■ **Problem details**
Identify and reproduce every line holding the string "Milano".

■ **Stored data**
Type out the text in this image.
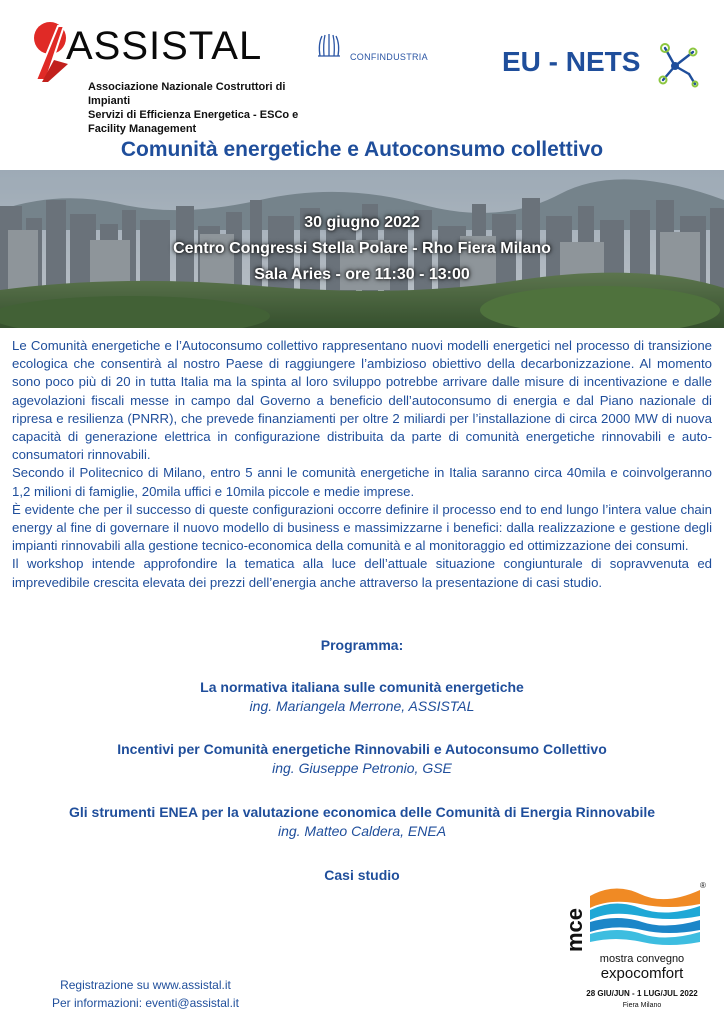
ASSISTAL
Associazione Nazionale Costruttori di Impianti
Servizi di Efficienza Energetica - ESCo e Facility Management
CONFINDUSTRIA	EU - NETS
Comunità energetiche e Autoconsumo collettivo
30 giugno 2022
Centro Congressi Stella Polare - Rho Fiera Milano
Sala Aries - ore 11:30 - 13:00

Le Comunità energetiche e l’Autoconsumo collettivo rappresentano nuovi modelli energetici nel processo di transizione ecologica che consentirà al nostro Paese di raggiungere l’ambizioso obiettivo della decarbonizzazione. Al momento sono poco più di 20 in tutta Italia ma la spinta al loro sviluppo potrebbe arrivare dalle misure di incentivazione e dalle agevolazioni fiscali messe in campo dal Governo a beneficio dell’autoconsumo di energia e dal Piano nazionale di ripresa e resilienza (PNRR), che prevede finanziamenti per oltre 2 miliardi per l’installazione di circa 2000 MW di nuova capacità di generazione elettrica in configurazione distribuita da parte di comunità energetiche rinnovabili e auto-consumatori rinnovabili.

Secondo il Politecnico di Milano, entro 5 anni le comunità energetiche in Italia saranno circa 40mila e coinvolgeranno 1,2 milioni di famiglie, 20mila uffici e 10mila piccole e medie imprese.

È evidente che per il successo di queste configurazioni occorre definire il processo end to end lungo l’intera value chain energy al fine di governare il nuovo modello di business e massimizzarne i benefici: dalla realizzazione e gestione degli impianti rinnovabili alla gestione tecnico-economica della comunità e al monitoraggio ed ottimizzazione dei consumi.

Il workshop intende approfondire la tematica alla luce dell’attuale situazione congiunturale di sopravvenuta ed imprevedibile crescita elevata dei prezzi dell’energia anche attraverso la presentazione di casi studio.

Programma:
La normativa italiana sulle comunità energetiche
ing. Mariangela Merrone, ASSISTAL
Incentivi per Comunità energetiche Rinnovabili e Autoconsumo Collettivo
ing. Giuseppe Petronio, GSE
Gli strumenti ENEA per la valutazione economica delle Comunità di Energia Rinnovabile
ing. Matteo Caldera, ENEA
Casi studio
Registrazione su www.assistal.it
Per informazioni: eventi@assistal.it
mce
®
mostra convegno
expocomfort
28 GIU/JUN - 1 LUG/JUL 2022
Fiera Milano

■ **Answer for this exercise**
Centro Congressi Stella Polare - Rho Fiera Milano
Secondo il Politecnico di Milano, entro 5 anni le comunità energetiche in Italia saranno circa 40mila e coinvolgeranno 1,2 milioni di famiglie, 20mila uffici e 10mila piccole e medie imprese.
Fiera Milano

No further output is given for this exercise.